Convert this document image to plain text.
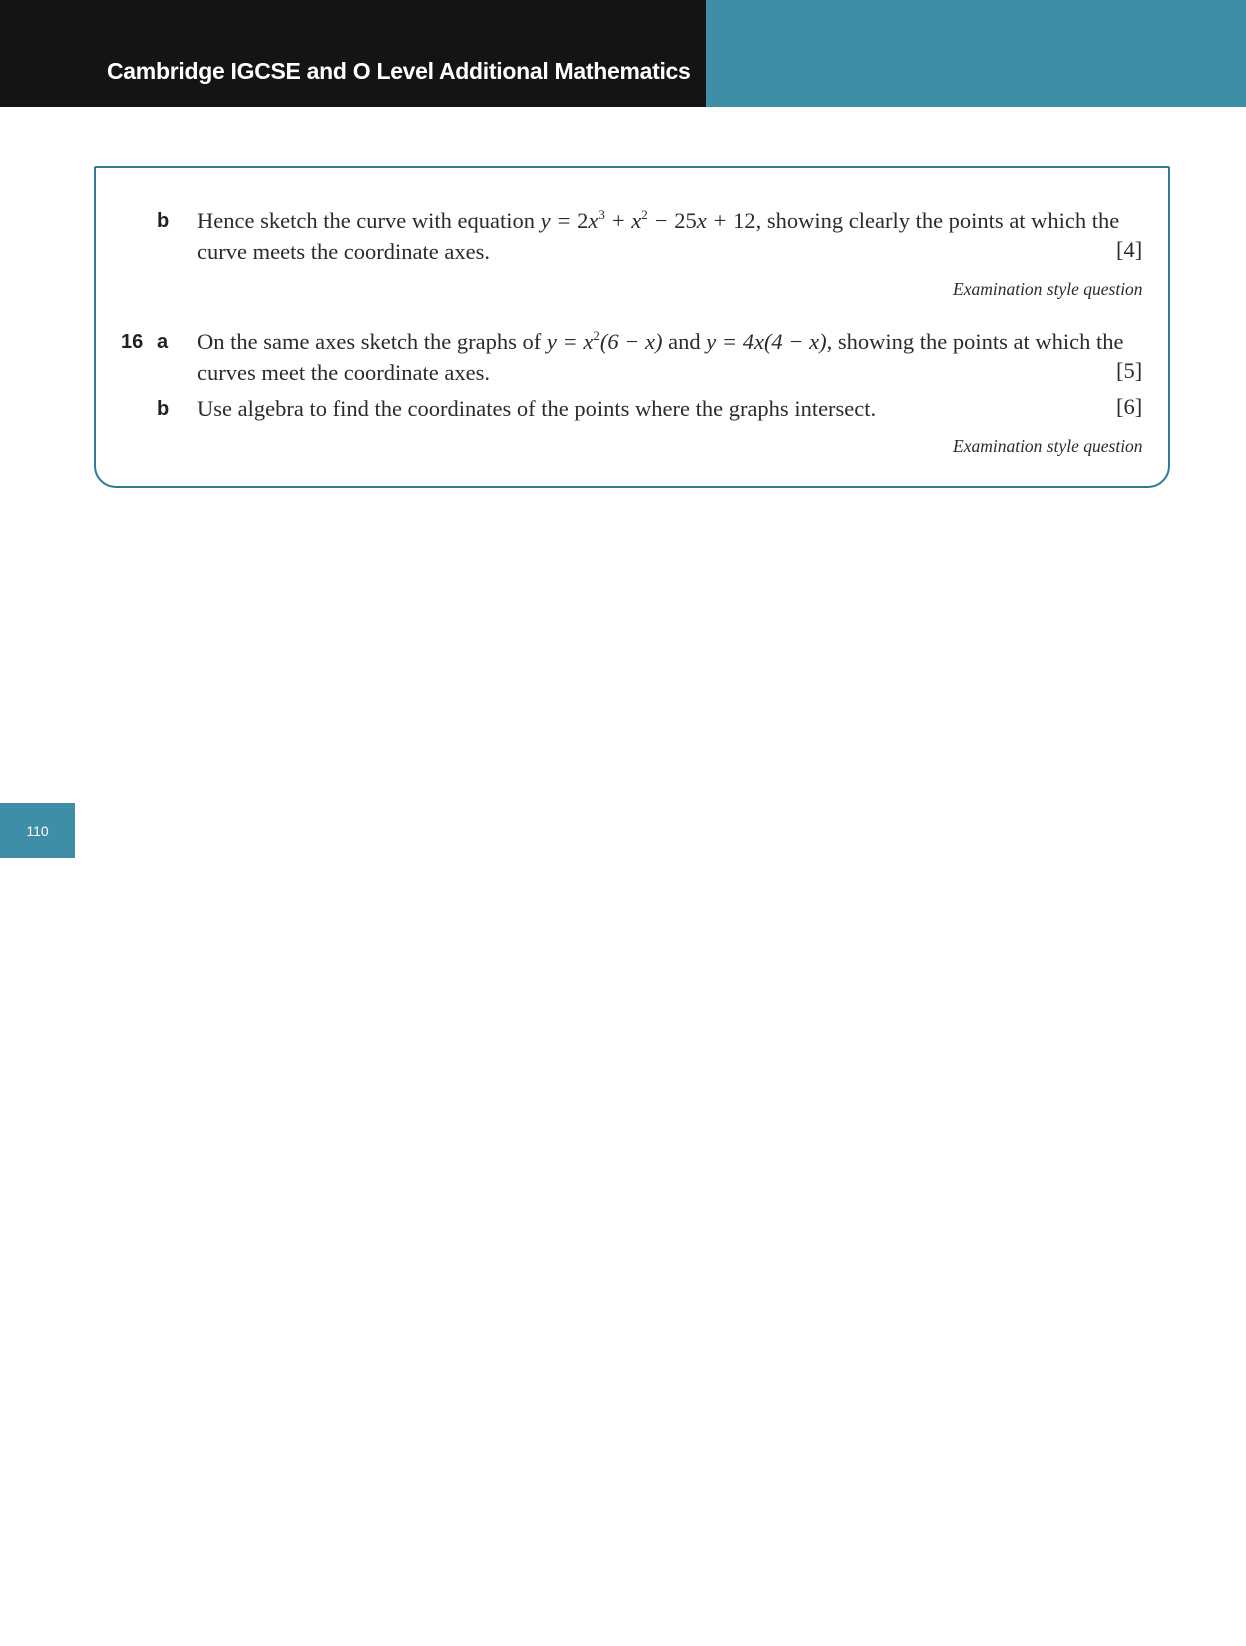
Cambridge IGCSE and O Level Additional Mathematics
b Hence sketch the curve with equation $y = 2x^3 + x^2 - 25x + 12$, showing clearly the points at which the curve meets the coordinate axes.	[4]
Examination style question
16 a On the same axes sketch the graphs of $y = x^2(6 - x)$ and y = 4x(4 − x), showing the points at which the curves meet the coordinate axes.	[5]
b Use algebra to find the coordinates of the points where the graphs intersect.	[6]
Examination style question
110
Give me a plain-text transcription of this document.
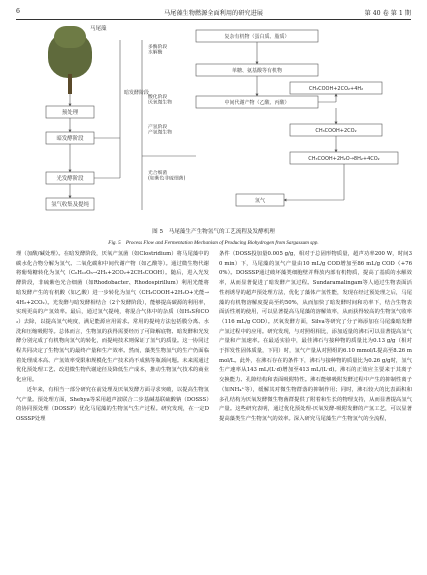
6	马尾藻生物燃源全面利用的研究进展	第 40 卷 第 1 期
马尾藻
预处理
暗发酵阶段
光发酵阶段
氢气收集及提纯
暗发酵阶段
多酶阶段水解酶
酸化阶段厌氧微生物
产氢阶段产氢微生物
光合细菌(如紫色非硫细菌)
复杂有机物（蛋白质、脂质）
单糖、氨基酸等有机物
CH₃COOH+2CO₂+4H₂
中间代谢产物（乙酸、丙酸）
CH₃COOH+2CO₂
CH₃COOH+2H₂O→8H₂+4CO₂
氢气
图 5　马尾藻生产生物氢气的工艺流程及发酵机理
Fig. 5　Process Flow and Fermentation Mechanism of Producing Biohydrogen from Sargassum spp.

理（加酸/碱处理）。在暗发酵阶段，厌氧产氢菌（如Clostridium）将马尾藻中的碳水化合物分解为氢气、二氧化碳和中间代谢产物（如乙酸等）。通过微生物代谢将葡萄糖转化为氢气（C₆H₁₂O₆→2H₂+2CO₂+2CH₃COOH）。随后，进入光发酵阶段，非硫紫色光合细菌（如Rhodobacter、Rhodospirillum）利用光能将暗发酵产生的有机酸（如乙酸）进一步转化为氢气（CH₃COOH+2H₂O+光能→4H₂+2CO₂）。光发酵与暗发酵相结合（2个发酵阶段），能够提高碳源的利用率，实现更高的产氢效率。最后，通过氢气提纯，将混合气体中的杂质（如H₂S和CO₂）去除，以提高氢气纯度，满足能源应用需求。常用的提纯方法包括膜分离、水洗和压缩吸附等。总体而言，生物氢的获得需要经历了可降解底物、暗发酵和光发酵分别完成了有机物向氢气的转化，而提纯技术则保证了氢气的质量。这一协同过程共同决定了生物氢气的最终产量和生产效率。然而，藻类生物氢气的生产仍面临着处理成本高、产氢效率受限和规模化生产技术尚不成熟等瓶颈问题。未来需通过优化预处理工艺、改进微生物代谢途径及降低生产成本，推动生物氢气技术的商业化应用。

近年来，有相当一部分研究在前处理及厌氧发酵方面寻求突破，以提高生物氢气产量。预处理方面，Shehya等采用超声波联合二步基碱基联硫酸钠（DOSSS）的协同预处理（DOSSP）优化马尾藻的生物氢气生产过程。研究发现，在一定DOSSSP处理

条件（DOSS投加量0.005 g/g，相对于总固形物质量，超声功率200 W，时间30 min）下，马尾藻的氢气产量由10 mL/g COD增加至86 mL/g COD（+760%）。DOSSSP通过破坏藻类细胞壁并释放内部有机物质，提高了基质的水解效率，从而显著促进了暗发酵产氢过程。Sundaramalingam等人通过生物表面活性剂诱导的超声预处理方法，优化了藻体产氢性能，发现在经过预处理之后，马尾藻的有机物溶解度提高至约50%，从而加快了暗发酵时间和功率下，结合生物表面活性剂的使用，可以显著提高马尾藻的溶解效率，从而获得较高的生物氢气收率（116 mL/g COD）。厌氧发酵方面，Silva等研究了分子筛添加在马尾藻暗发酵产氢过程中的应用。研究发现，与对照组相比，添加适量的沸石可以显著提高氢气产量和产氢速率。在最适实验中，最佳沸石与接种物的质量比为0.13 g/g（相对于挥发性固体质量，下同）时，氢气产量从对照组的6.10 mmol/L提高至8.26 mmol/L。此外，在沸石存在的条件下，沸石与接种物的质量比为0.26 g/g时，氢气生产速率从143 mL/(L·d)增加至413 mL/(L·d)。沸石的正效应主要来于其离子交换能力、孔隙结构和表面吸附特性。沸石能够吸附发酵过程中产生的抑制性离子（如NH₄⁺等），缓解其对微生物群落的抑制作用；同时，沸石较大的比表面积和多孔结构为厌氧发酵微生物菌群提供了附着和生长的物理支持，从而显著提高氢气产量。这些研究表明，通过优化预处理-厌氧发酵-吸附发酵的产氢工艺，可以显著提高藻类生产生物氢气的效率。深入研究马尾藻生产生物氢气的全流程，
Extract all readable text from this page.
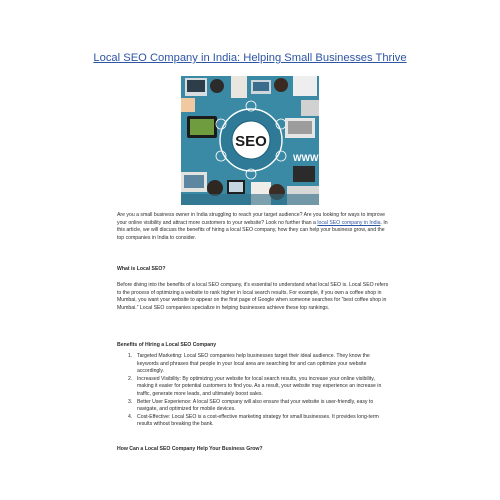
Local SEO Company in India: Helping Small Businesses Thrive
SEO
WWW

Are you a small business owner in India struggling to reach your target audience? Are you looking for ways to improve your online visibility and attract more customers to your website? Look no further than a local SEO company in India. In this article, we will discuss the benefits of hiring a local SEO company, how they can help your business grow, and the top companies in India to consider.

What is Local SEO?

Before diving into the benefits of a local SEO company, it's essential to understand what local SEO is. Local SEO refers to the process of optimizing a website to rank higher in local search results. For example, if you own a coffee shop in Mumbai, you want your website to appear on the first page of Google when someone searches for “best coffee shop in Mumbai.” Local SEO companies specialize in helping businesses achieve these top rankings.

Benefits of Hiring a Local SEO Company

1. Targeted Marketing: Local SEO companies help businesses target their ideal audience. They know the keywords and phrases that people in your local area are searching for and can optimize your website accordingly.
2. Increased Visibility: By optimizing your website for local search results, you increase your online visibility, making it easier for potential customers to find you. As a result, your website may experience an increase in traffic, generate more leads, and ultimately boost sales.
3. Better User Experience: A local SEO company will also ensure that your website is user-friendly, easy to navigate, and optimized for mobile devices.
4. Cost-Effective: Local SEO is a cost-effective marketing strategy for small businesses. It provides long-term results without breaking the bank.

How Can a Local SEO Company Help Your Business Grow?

What is required:
Quote every entry exactly, with the pictures omitted.

Solution to this exercise:
Convert this document image to plain text.
Cambridge IGCSE and O Level Additional Mathematics
b Hence sketch the curve with equation $y = 2x^3 + x^2 - 25x + 12$, showing clearly the points at which the curve meets the coordinate axes.	[4]
Examination style question
16 a On the same axes sketch the graphs of $y = x^2(6 - x)$ and y = 4x(4 − x), showing the points at which the curves meet the coordinate axes.	[5]
b Use algebra to find the coordinates of the points where the graphs intersect.	[6]
Examination style question
110
Give me a plain-text transcription of this document.
6	马尾藻生物燃源全面利用的研究进展	第 40 卷 第 1 期
马尾藻
预处理
暗发酵阶段
光发酵阶段
氢气收集及提纯
暗发酵阶段
多酶阶段水解酶
酸化阶段厌氧微生物
产氢阶段产氢微生物
光合细菌(如紫色非硫细菌)
复杂有机物（蛋白质、脂质）
单糖、氨基酸等有机物
CH₃COOH+2CO₂+4H₂
中间代谢产物（乙酸、丙酸）
CH₃COOH+2CO₂
CH₃COOH+2H₂O→8H₂+4CO₂
氢气
图 5　马尾藻生产生物氢气的工艺流程及发酵机理
Fig. 5　Process Flow and Fermentation Mechanism of Producing Biohydrogen from Sargassum spp.

理（加酸/碱处理）。在暗发酵阶段，厌氧产氢菌（如Clostridium）将马尾藻中的碳水化合物分解为氢气、二氧化碳和中间代谢产物（如乙酸等）。通过微生物代谢将葡萄糖转化为氢气（C₆H₁₂O₆→2H₂+2CO₂+2CH₃COOH）。随后，进入光发酵阶段，非硫紫色光合细菌（如Rhodobacter、Rhodospirillum）利用光能将暗发酵产生的有机酸（如乙酸）进一步转化为氢气（CH₃COOH+2H₂O+光能→4H₂+2CO₂）。光发酵与暗发酵相结合（2个发酵阶段），能够提高碳源的利用率，实现更高的产氢效率。最后，通过氢气提纯，将混合气体中的杂质（如H₂S和CO₂）去除，以提高氢气纯度，满足能源应用需求。常用的提纯方法包括膜分离、水洗和压缩吸附等。总体而言，生物氢的获得需要经历了可降解底物、暗发酵和光发酵分别完成了有机物向氢气的转化，而提纯技术则保证了氢气的质量。这一协同过程共同决定了生物氢气的最终产量和生产效率。然而，藻类生物氢气的生产仍面临着处理成本高、产氢效率受限和规模化生产技术尚不成熟等瓶颈问题。未来需通过优化预处理工艺、改进微生物代谢途径及降低生产成本，推动生物氢气技术的商业化应用。

近年来，有相当一部分研究在前处理及厌氧发酵方面寻求突破，以提高生物氢气产量。预处理方面，Shehya等采用超声波联合二步基碱基联硫酸钠（DOSSS）的协同预处理（DOSSP）优化马尾藻的生物氢气生产过程。研究发现，在一定DOSSSP处理

条件（DOSS投加量0.005 g/g，相对于总固形物质量，超声功率200 W，时间30 min）下，马尾藻的氢气产量由10 mL/g COD增加至86 mL/g COD（+760%）。DOSSSP通过破坏藻类细胞壁并释放内部有机物质，提高了基质的水解效率，从而显著促进了暗发酵产氢过程。Sundaramalingam等人通过生物表面活性剂诱导的超声预处理方法，优化了藻体产氢性能，发现在经过预处理之后，马尾藻的有机物溶解度提高至约50%，从而加快了暗发酵时间和功率下，结合生物表面活性剂的使用，可以显著提高马尾藻的溶解效率，从而获得较高的生物氢气收率（116 mL/g COD）。厌氧发酵方面，Silva等研究了分子筛添加在马尾藻暗发酵产氢过程中的应用。研究发现，与对照组相比，添加适量的沸石可以显著提高氢气产量和产氢速率。在最适实验中，最佳沸石与接种物的质量比为0.13 g/g（相对于挥发性固体质量，下同）时，氢气产量从对照组的6.10 mmol/L提高至8.26 mmol/L。此外，在沸石存在的条件下，沸石与接种物的质量比为0.26 g/g时，氢气生产速率从143 mL/(L·d)增加至413 mL/(L·d)。沸石的正效应主要来于其离子交换能力、孔隙结构和表面吸附特性。沸石能够吸附发酵过程中产生的抑制性离子（如NH₄⁺等），缓解其对微生物群落的抑制作用；同时，沸石较大的比表面积和多孔结构为厌氧发酵微生物菌群提供了附着和生长的物理支持，从而显著提高氢气产量。这些研究表明，通过优化预处理-厌氧发酵-吸附发酵的产氢工艺，可以显著提高藻类生产生物氢气的效率。深入研究马尾藻生产生物氢气的全流程，
Extract all readable text from this page.
Local SEO Company in India: Helping Small Businesses Thrive
SEO
WWW

Are you a small business owner in India struggling to reach your target audience? Are you looking for ways to improve your online visibility and attract more customers to your website? Look no further than a local SEO company in India. In this article, we will discuss the benefits of hiring a local SEO company, how they can help your business grow, and the top companies in India to consider.

What is Local SEO?

Before diving into the benefits of a local SEO company, it's essential to understand what local SEO is. Local SEO refers to the process of optimizing a website to rank higher in local search results. For example, if you own a coffee shop in Mumbai, you want your website to appear on the first page of Google when someone searches for “best coffee shop in Mumbai.” Local SEO companies specialize in helping businesses achieve these top rankings.

Benefits of Hiring a Local SEO Company

1. Targeted Marketing: Local SEO companies help businesses target their ideal audience. They know the keywords and phrases that people in your local area are searching for and can optimize your website accordingly.
2. Increased Visibility: By optimizing your website for local search results, you increase your online visibility, making it easier for potential customers to find you. As a result, your website may experience an increase in traffic, generate more leads, and ultimately boost sales.
3. Better User Experience: A local SEO company will also ensure that your website is user-friendly, easy to navigate, and optimized for mobile devices.
4. Cost-Effective: Local SEO is a cost-effective marketing strategy for small businesses. It provides long-term results without breaking the bank.

How Can a Local SEO Company Help Your Business Grow?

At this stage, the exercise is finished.